:: Exercise objective ::
Count lines, not occurrences: report how many lines in the records hold the string "площадью", and nothing else.

(Stored items from a collection)
● ● ●
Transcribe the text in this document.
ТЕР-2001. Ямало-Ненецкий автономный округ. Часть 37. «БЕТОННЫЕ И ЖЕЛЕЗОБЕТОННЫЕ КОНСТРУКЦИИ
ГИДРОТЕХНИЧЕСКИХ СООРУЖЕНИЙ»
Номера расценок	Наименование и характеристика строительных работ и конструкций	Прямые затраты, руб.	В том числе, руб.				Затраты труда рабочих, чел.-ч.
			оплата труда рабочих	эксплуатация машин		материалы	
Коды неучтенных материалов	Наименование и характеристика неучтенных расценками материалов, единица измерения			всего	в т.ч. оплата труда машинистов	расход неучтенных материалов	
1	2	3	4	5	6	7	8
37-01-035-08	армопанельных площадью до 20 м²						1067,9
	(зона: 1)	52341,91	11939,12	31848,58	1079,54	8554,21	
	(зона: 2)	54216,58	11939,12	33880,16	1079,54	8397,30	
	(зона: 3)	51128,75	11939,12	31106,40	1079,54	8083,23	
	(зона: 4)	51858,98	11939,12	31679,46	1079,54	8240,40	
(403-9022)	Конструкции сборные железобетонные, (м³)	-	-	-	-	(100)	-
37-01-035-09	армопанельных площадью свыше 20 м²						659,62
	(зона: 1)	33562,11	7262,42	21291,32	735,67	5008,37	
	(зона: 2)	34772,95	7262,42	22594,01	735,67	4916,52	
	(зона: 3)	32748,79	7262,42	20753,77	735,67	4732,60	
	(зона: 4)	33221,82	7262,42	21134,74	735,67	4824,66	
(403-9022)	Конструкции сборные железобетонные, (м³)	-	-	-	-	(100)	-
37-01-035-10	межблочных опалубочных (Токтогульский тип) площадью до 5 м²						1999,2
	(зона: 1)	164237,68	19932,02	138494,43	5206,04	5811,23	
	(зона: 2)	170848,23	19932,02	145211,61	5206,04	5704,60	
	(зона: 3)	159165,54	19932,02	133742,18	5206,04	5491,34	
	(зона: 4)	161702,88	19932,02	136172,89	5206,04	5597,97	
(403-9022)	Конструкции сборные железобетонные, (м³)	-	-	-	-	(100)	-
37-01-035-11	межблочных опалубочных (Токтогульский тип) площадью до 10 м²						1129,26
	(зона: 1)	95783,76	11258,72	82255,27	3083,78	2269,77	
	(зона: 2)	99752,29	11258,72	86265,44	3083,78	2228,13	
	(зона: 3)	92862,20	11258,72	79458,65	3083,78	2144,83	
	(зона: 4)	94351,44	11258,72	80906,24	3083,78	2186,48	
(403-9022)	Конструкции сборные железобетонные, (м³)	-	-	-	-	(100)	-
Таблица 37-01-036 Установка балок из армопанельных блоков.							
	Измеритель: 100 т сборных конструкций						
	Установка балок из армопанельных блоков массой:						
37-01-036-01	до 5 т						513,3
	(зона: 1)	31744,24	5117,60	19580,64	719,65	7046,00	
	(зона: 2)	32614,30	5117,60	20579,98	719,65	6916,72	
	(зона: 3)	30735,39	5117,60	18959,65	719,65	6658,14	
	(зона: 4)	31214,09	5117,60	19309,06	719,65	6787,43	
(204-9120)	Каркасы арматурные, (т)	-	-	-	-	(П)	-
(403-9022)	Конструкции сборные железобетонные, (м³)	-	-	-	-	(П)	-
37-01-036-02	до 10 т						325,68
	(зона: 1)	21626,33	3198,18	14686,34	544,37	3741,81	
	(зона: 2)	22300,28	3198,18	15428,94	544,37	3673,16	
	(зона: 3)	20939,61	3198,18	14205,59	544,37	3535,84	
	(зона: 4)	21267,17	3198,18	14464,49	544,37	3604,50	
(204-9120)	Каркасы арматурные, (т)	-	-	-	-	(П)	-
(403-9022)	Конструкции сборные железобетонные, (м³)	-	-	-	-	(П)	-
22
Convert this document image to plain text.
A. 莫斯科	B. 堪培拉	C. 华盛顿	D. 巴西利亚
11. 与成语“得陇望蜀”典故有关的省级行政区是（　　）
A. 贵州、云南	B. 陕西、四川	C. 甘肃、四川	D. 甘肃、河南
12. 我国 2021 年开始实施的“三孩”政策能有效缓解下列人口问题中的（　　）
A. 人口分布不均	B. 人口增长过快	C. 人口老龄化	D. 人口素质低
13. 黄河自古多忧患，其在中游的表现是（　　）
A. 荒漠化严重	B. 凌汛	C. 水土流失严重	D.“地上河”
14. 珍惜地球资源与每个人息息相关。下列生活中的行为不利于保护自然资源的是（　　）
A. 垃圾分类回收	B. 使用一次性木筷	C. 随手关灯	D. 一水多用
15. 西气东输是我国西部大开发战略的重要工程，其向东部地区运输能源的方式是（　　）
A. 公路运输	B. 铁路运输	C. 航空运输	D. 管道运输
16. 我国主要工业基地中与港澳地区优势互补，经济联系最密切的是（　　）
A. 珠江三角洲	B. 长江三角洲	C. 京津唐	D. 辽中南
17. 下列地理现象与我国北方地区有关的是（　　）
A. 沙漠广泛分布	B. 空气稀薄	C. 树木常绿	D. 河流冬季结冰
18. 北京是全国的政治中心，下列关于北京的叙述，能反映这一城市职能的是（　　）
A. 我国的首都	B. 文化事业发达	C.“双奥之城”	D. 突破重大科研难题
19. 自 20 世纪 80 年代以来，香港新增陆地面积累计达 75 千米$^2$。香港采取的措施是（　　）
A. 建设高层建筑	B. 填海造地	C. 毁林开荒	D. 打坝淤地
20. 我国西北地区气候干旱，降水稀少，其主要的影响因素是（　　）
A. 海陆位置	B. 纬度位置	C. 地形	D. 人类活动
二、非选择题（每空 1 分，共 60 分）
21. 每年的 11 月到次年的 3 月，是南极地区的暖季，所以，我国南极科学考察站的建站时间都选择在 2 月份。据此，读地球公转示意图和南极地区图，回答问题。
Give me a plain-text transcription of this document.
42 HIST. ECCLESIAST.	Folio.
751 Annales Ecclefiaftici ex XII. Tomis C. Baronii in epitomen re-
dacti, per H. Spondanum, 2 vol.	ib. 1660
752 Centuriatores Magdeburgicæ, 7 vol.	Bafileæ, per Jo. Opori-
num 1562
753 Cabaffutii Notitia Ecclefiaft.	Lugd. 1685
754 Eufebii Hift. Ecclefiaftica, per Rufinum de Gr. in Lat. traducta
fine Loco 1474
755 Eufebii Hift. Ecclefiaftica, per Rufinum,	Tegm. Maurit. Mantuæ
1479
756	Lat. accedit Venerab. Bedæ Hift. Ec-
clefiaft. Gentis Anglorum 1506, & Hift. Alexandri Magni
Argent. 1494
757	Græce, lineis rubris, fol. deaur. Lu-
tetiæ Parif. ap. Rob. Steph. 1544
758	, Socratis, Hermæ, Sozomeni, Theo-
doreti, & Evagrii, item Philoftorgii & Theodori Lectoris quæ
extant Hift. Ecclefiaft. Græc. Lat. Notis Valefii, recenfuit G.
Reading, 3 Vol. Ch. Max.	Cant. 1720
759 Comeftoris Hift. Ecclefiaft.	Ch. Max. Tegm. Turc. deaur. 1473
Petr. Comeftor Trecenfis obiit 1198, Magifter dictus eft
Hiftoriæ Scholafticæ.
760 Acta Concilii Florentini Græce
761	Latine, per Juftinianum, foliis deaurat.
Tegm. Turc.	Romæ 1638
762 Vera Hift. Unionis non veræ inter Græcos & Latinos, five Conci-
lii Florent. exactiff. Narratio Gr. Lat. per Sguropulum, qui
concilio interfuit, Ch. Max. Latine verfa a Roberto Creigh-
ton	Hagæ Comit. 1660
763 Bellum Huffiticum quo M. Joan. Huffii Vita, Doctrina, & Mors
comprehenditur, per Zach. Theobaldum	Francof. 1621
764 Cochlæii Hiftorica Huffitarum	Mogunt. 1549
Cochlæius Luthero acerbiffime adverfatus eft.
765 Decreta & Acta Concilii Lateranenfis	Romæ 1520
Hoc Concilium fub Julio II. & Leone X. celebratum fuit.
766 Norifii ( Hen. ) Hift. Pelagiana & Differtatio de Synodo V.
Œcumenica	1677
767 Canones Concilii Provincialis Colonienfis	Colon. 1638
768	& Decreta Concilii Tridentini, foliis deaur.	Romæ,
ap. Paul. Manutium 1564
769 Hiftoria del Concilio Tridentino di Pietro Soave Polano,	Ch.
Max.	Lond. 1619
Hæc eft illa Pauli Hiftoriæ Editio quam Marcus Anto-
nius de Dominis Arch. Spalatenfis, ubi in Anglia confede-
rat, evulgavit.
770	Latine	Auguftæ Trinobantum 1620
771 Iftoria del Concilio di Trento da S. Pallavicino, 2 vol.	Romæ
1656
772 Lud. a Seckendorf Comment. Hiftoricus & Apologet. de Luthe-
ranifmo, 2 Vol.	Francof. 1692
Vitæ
● ● ●
:: Exercise response ::
4